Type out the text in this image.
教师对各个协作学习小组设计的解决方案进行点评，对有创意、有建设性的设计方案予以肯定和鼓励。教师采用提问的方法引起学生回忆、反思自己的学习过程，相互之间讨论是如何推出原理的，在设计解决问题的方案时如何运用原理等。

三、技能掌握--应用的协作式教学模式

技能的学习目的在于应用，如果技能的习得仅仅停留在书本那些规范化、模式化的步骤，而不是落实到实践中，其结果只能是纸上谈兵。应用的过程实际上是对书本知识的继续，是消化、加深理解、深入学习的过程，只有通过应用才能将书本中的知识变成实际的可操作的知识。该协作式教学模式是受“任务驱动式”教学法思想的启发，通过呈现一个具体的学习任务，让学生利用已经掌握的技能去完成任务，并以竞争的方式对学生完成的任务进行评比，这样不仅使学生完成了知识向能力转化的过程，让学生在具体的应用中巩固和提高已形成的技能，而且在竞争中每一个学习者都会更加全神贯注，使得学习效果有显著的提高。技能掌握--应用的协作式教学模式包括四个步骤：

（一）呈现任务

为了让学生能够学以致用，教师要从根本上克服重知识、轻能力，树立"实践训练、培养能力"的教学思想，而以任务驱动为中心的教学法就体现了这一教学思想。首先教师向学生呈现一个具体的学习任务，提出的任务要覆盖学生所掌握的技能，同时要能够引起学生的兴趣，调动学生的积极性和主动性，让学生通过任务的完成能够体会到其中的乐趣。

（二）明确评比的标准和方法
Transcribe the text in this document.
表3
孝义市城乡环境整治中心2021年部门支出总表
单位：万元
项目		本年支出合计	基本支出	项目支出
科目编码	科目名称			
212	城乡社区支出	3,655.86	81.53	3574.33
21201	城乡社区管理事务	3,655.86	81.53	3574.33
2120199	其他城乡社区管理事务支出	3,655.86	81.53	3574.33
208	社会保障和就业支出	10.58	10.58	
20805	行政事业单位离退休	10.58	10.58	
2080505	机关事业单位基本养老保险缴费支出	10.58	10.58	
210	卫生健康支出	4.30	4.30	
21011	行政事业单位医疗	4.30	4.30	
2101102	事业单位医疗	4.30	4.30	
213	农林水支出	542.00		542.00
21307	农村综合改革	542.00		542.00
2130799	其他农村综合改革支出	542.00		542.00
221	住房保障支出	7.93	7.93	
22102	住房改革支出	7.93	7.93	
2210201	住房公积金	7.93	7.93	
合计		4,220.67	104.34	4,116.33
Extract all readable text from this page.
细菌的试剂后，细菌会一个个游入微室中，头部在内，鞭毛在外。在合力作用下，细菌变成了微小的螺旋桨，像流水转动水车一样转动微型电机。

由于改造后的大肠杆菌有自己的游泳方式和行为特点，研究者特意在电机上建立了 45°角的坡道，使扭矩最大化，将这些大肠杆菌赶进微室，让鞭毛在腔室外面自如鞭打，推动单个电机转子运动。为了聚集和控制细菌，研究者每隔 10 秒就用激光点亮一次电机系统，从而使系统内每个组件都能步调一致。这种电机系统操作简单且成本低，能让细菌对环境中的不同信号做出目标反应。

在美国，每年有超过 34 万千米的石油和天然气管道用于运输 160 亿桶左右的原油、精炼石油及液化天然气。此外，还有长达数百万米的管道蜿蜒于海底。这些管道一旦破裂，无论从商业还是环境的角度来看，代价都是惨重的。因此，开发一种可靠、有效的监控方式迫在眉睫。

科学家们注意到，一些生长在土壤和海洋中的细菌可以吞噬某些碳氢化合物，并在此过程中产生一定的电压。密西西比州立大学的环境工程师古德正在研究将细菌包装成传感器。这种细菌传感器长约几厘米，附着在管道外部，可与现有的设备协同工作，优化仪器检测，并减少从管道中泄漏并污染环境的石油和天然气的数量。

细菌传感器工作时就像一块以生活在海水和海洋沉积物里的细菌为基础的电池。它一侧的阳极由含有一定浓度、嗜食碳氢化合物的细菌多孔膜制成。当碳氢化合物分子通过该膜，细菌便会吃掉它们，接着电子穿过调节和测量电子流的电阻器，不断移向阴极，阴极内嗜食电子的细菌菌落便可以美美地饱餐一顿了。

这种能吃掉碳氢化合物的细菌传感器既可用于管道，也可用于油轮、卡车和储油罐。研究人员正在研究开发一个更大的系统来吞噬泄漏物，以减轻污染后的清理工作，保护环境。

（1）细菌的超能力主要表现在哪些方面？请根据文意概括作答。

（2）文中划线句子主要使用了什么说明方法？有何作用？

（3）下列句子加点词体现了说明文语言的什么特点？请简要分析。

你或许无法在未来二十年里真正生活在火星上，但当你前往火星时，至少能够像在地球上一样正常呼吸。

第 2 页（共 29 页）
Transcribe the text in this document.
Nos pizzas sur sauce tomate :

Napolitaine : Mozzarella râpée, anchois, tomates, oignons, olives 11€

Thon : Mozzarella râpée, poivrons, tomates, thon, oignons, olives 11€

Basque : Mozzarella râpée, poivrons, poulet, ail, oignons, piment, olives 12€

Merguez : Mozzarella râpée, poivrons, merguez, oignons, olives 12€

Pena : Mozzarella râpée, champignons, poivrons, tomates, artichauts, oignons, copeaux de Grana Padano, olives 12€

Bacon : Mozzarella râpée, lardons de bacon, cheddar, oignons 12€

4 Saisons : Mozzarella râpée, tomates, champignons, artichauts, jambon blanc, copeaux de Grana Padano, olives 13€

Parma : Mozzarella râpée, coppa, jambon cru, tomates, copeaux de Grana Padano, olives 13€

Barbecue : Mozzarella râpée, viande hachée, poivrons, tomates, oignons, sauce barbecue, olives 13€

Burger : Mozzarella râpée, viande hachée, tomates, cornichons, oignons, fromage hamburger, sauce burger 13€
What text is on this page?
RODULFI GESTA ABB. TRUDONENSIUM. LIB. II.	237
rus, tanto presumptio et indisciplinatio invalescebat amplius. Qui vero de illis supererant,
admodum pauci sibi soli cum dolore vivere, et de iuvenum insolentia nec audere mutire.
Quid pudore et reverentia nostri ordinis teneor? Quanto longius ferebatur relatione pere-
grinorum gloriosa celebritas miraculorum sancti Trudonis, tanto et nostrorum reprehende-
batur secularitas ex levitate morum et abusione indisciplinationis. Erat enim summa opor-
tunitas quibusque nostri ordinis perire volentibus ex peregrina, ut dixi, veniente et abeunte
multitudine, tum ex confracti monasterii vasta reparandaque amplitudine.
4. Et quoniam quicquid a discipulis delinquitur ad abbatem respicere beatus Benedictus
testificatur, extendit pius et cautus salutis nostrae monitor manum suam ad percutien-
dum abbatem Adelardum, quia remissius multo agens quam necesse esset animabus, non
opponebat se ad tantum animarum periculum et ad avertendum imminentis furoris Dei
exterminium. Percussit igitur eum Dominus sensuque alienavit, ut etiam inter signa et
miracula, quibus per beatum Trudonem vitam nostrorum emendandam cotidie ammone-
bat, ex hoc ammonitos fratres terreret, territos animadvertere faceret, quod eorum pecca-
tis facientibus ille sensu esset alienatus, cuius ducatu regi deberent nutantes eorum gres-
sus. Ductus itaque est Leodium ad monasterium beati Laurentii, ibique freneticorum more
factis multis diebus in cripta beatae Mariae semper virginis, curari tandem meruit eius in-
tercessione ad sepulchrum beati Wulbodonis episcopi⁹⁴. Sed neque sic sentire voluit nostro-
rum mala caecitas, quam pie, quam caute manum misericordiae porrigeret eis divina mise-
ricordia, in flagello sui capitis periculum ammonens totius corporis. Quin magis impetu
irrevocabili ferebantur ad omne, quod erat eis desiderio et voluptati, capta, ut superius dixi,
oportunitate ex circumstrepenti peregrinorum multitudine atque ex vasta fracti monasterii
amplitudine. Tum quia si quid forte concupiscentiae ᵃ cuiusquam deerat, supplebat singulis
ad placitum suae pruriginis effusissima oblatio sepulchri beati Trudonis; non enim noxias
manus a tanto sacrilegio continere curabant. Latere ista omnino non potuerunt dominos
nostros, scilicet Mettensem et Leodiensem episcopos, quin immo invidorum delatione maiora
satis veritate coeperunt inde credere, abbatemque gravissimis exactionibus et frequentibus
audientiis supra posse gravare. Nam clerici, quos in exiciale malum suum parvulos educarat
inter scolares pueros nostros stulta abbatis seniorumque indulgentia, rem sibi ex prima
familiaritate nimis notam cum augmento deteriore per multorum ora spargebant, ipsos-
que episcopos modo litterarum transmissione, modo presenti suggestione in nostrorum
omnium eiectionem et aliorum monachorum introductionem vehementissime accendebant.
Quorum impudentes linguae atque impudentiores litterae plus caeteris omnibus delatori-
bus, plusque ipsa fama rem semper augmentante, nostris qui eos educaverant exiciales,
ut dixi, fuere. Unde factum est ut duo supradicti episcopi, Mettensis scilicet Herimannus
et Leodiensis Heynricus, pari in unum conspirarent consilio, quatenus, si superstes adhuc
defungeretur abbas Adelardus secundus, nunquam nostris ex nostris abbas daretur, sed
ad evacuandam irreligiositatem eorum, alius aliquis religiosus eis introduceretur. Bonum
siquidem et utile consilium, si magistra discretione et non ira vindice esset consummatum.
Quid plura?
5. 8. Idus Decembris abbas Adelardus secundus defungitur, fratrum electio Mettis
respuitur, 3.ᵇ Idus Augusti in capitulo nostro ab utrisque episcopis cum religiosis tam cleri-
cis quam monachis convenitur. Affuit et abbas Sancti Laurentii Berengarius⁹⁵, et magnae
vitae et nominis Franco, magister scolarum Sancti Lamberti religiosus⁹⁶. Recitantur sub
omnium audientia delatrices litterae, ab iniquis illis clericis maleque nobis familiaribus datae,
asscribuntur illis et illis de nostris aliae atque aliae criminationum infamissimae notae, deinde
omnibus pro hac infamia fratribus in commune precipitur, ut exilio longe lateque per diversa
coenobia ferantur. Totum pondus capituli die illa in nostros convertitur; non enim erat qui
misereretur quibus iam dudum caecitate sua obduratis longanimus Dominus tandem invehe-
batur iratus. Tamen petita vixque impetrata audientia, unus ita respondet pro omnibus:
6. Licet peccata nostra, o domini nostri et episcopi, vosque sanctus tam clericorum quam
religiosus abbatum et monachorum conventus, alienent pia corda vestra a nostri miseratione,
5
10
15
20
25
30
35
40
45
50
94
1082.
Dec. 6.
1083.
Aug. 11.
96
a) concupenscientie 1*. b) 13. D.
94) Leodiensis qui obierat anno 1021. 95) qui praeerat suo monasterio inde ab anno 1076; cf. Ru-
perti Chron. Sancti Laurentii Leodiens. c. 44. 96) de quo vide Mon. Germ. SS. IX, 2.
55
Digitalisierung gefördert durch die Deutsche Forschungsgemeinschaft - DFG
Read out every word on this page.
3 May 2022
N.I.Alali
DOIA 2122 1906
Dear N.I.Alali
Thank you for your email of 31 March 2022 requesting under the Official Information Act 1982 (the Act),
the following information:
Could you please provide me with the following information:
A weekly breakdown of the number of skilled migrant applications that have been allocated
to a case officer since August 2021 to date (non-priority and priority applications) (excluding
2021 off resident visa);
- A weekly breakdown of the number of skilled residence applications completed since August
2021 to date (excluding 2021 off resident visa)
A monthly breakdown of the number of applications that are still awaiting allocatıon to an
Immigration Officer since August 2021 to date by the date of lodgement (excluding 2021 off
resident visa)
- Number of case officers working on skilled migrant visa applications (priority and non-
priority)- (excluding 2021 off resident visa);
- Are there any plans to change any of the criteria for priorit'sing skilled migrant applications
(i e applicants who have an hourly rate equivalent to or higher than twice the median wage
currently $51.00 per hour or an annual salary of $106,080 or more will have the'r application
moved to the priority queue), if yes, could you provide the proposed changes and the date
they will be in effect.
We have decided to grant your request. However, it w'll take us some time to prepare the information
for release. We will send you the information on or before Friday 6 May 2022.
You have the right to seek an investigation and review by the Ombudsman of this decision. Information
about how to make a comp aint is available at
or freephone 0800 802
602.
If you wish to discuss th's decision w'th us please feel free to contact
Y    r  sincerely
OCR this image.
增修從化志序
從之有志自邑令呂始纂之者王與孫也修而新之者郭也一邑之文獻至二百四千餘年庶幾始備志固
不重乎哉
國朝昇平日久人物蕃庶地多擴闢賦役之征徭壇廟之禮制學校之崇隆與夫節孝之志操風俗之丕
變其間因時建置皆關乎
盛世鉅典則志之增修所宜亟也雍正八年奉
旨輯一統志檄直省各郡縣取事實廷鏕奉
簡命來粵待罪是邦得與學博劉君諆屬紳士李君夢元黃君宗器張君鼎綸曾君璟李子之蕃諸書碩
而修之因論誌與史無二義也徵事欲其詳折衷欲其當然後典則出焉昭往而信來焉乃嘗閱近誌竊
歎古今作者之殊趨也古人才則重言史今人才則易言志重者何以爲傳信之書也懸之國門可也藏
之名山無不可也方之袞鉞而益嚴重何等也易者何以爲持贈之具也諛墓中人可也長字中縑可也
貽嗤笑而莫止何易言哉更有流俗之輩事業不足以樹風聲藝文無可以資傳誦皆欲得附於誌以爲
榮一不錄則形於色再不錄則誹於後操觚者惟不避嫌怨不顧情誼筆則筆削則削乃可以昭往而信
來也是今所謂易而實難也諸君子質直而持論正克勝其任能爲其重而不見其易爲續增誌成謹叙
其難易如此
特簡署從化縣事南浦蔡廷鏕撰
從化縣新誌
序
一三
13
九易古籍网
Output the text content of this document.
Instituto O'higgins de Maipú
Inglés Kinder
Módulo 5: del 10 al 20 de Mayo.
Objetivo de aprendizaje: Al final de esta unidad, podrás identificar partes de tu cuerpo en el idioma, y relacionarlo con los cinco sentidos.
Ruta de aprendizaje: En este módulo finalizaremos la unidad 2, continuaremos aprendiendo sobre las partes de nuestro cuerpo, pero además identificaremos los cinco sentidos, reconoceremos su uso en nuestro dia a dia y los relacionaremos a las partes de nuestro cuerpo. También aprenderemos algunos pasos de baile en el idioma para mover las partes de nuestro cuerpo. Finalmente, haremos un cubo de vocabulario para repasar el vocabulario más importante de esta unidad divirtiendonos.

══════

WORK REQUIRED: Report the number of lines above that contain the word "cinco", and only that number.

OUTPUT FOR THIS EXERCISE: 2